__EXERCISE DESCRIPTION__
Reproduce the full set of comments on alternatives to the custom dice word for word.

__GIVEN PASSAGE__
+---+

Those dice are just d6, d8 and d12. There’s no reason to make those special dice. You can just make a reference chart which you will quickly memorize. You could also make an app in a web page to use virtual dice. You could also get blank dice and draw or carve on them by hand if you didn’t want to do a mass production run.
Oh, you could also rewrite the rulebook and replace all the symbols with numbers. Then use normal dice.
If you use roll20 for your RPG needs at all someone wrote an excellent system plugin for it that automatically converts dice results to the face types for all rolling and character sheet macros.
Also I believe that FFG uses the same dice across their multiple custom dice using star wars games so if you had some from Xwing Miniatures those same dice can be used here.
Also FFG has a 5 dollar paid app that has dice rollers for their RPG as well as the other star wars games.

+---+

__RECORDS__
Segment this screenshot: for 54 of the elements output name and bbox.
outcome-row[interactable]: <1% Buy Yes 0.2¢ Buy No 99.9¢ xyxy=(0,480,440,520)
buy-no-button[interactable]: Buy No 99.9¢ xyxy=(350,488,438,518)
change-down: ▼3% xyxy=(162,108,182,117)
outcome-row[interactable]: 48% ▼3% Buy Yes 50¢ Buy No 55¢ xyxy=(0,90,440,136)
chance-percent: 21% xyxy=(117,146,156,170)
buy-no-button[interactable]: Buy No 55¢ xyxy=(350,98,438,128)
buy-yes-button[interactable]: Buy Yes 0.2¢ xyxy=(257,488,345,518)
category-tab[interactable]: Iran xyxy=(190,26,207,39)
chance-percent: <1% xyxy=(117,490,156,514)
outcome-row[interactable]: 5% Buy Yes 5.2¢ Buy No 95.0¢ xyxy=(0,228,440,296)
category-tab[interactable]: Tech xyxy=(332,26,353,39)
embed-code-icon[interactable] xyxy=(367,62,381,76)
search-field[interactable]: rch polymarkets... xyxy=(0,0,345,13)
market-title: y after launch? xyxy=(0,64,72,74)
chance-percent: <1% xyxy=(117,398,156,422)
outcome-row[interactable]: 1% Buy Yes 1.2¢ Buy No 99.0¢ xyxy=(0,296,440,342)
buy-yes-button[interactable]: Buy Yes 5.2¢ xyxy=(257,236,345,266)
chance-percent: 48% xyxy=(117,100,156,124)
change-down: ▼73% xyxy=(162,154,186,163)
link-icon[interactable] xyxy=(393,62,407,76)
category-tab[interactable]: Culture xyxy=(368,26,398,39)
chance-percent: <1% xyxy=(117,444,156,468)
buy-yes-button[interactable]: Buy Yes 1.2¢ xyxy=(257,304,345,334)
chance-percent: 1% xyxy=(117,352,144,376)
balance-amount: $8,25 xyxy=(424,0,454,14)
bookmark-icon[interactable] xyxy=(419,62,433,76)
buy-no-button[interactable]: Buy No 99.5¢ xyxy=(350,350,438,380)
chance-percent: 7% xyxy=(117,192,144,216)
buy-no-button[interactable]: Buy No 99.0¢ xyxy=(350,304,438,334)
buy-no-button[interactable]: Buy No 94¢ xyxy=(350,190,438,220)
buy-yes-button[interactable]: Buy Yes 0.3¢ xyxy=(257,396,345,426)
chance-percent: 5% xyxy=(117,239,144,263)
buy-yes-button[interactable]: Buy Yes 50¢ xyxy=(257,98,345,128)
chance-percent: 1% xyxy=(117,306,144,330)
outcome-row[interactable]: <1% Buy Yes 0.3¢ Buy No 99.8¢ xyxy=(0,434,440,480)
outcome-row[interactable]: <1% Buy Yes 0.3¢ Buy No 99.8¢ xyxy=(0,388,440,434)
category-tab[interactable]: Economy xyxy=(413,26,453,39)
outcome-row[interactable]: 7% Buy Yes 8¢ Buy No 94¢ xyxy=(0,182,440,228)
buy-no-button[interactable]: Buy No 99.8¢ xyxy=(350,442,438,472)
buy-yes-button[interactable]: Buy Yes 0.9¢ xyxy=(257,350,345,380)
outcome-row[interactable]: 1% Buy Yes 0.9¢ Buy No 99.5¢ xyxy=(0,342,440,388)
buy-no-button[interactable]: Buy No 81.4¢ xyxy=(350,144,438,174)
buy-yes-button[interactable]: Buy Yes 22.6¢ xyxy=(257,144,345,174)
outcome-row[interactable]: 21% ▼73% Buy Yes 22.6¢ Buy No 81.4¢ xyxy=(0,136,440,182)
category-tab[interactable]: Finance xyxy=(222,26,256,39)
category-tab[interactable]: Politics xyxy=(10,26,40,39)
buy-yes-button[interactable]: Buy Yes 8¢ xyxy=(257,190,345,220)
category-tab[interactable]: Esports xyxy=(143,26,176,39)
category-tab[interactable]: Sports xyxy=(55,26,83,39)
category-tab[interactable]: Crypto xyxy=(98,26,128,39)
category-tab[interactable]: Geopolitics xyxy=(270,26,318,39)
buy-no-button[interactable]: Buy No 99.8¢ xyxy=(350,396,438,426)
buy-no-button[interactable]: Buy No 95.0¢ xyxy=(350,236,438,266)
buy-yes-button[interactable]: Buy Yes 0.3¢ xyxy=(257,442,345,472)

+---+

__RESPONSE BOX__
Those dice are just d6, d8 and d12. There’s no reason to make those special dice. You can just make a reference chart which you will quickly memorize. You could also make an app in a web page to use virtual dice. You could also get blank dice and draw or carve on them by hand if you didn’t want to do a mass production run.
Oh, you could also rewrite the rulebook and replace all the symbols with numbers. Then use normal dice.
If you use roll20 for your RPG needs at all someone wrote an excellent system plugin for it that automatically converts dice results to the face types for all rolling and character sheet macros.
Also I believe that FFG uses the same dice across their multiple custom dice using star wars games so if you had some from Xwing Miniatures those same dice can be used here.
Also FFG has a 5 dollar paid app that has dice rollers for their RPG as well as the other star wars games.